◆ **Problem to solve**
Copy out all of the data below with no alterations.
## Start Records for this task
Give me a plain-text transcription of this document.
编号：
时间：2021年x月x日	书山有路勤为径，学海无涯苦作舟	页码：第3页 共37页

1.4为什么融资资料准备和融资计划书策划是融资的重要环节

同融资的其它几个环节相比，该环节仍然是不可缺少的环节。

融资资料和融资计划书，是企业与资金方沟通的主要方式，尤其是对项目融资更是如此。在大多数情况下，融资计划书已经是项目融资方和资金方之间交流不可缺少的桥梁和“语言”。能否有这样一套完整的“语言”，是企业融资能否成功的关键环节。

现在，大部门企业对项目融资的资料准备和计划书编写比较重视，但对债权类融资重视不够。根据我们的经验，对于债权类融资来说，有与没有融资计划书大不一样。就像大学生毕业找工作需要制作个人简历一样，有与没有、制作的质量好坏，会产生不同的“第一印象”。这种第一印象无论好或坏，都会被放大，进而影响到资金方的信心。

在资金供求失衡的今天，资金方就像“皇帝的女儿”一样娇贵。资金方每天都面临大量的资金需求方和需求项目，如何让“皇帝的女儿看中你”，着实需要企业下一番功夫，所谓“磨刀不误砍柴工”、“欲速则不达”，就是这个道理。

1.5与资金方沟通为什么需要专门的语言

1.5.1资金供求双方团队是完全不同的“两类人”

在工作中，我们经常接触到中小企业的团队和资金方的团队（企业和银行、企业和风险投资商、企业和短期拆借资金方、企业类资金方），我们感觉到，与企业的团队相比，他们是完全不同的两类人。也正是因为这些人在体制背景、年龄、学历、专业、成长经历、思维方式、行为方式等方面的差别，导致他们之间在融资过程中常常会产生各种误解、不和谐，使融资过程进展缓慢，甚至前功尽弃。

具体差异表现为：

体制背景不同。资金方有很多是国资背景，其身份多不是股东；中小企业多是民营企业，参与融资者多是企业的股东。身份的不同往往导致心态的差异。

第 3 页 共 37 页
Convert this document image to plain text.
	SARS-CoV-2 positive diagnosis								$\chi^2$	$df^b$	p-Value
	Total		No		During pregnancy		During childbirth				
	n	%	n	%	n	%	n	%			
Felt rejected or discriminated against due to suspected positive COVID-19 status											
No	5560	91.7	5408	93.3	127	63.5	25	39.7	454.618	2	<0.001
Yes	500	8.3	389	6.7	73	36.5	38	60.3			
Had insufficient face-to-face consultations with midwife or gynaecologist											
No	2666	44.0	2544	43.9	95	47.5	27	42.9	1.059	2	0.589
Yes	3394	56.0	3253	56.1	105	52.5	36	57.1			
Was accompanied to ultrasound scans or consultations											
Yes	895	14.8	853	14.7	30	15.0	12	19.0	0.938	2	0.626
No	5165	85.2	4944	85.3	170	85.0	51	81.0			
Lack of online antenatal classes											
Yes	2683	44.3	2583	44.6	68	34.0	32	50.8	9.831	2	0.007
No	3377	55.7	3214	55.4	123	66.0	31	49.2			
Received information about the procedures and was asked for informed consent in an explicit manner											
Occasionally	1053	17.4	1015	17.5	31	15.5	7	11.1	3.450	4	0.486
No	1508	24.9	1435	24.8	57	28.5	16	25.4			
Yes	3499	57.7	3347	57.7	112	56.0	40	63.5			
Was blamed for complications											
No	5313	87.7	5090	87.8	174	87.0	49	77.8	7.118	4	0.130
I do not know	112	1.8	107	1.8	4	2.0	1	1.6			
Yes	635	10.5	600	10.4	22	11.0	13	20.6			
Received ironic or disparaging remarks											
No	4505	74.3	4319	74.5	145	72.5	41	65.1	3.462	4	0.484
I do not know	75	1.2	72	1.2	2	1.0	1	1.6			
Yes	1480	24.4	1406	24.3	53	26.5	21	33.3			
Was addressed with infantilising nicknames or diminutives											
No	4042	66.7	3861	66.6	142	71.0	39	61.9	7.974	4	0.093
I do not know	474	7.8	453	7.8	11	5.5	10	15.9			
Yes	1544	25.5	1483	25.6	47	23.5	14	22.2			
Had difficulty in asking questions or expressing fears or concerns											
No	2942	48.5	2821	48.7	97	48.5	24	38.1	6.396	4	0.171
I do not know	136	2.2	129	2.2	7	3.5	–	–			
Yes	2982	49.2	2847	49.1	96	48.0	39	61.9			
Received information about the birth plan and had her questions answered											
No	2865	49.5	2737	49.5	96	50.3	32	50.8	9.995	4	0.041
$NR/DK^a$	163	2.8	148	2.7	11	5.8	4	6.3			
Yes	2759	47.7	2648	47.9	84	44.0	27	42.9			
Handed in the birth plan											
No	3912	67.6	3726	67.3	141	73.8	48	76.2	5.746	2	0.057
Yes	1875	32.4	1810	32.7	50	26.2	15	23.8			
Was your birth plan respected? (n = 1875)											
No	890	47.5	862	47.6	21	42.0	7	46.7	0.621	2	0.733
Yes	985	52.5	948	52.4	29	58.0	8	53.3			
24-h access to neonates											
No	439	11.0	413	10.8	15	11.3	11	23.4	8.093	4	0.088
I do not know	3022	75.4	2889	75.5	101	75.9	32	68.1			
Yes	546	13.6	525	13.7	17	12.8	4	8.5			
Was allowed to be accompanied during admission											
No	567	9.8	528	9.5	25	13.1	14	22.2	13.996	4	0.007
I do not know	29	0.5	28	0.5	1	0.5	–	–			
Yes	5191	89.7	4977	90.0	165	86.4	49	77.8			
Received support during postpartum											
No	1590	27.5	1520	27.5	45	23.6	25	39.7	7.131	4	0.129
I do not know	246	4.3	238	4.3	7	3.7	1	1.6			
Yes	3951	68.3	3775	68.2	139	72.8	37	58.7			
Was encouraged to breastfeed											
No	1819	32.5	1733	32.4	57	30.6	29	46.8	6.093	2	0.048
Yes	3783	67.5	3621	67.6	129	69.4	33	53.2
## End Records for this task
◆ **Output below**
Give me a plain-text transcription of this document.
编号：
时间：2021年x月x日	书山有路勤为径，学海无涯苦作舟	页码：第3页 共37页

1.4为什么融资资料准备和融资计划书策划是融资的重要环节

同融资的其它几个环节相比，该环节仍然是不可缺少的环节。

融资资料和融资计划书，是企业与资金方沟通的主要方式，尤其是对项目融资更是如此。在大多数情况下，融资计划书已经是项目融资方和资金方之间交流不可缺少的桥梁和“语言”。能否有这样一套完整的“语言”，是企业融资能否成功的关键环节。

现在，大部门企业对项目融资的资料准备和计划书编写比较重视，但对债权类融资重视不够。根据我们的经验，对于债权类融资来说，有与没有融资计划书大不一样。就像大学生毕业找工作需要制作个人简历一样，有与没有、制作的质量好坏，会产生不同的“第一印象”。这种第一印象无论好或坏，都会被放大，进而影响到资金方的信心。

在资金供求失衡的今天，资金方就像“皇帝的女儿”一样娇贵。资金方每天都面临大量的资金需求方和需求项目，如何让“皇帝的女儿看中你”，着实需要企业下一番功夫，所谓“磨刀不误砍柴工”、“欲速则不达”，就是这个道理。

1.5与资金方沟通为什么需要专门的语言

1.5.1资金供求双方团队是完全不同的“两类人”

在工作中，我们经常接触到中小企业的团队和资金方的团队（企业和银行、企业和风险投资商、企业和短期拆借资金方、企业类资金方），我们感觉到，与企业的团队相比，他们是完全不同的两类人。也正是因为这些人在体制背景、年龄、学历、专业、成长经历、思维方式、行为方式等方面的差别，导致他们之间在融资过程中常常会产生各种误解、不和谐，使融资过程进展缓慢，甚至前功尽弃。

具体差异表现为：

体制背景不同。资金方有很多是国资背景，其身份多不是股东；中小企业多是民营企业，参与融资者多是企业的股东。身份的不同往往导致心态的差异。

第 3 页 共 37 页
Convert this document image to plain text.
	SARS-CoV-2 positive diagnosis								$\chi^2$	$df^b$	p-Value
	Total		No		During pregnancy		During childbirth				
	n	%	n	%	n	%	n	%			
Felt rejected or discriminated against due to suspected positive COVID-19 status											
No	5560	91.7	5408	93.3	127	63.5	25	39.7	454.618	2	<0.001
Yes	500	8.3	389	6.7	73	36.5	38	60.3			
Had insufficient face-to-face consultations with midwife or gynaecologist											
No	2666	44.0	2544	43.9	95	47.5	27	42.9	1.059	2	0.589
Yes	3394	56.0	3253	56.1	105	52.5	36	57.1			
Was accompanied to ultrasound scans or consultations											
Yes	895	14.8	853	14.7	30	15.0	12	19.0	0.938	2	0.626
No	5165	85.2	4944	85.3	170	85.0	51	81.0			
Lack of online antenatal classes											
Yes	2683	44.3	2583	44.6	68	34.0	32	50.8	9.831	2	0.007
No	3377	55.7	3214	55.4	123	66.0	31	49.2			
Received information about the procedures and was asked for informed consent in an explicit manner											
Occasionally	1053	17.4	1015	17.5	31	15.5	7	11.1	3.450	4	0.486
No	1508	24.9	1435	24.8	57	28.5	16	25.4			
Yes	3499	57.7	3347	57.7	112	56.0	40	63.5			
Was blamed for complications											
No	5313	87.7	5090	87.8	174	87.0	49	77.8	7.118	4	0.130
I do not know	112	1.8	107	1.8	4	2.0	1	1.6			
Yes	635	10.5	600	10.4	22	11.0	13	20.6			
Received ironic or disparaging remarks											
No	4505	74.3	4319	74.5	145	72.5	41	65.1	3.462	4	0.484
I do not know	75	1.2	72	1.2	2	1.0	1	1.6			
Yes	1480	24.4	1406	24.3	53	26.5	21	33.3			
Was addressed with infantilising nicknames or diminutives											
No	4042	66.7	3861	66.6	142	71.0	39	61.9	7.974	4	0.093
I do not know	474	7.8	453	7.8	11	5.5	10	15.9			
Yes	1544	25.5	1483	25.6	47	23.5	14	22.2			
Had difficulty in asking questions or expressing fears or concerns											
No	2942	48.5	2821	48.7	97	48.5	24	38.1	6.396	4	0.171
I do not know	136	2.2	129	2.2	7	3.5	–	–			
Yes	2982	49.2	2847	49.1	96	48.0	39	61.9			
Received information about the birth plan and had her questions answered											
No	2865	49.5	2737	49.5	96	50.3	32	50.8	9.995	4	0.041
$NR/DK^a$	163	2.8	148	2.7	11	5.8	4	6.3			
Yes	2759	47.7	2648	47.9	84	44.0	27	42.9			
Handed in the birth plan											
No	3912	67.6	3726	67.3	141	73.8	48	76.2	5.746	2	0.057
Yes	1875	32.4	1810	32.7	50	26.2	15	23.8			
Was your birth plan respected? (n = 1875)											
No	890	47.5	862	47.6	21	42.0	7	46.7	0.621	2	0.733
Yes	985	52.5	948	52.4	29	58.0	8	53.3			
24-h access to neonates											
No	439	11.0	413	10.8	15	11.3	11	23.4	8.093	4	0.088
I do not know	3022	75.4	2889	75.5	101	75.9	32	68.1			
Yes	546	13.6	525	13.7	17	12.8	4	8.5			
Was allowed to be accompanied during admission											
No	567	9.8	528	9.5	25	13.1	14	22.2	13.996	4	0.007
I do not know	29	0.5	28	0.5	1	0.5	–	–			
Yes	5191	89.7	4977	90.0	165	86.4	49	77.8			
Received support during postpartum											
No	1590	27.5	1520	27.5	45	23.6	25	39.7	7.131	4	0.129
I do not know	246	4.3	238	4.3	7	3.7	1	1.6			
Yes	3951	68.3	3775	68.2	139	72.8	37	58.7			
Was encouraged to breastfeed											
No	1819	32.5	1733	32.4	57	30.6	29	46.8	6.093	2	0.048
Yes	3783	67.5	3621	67.6	129	69.4	33	53.2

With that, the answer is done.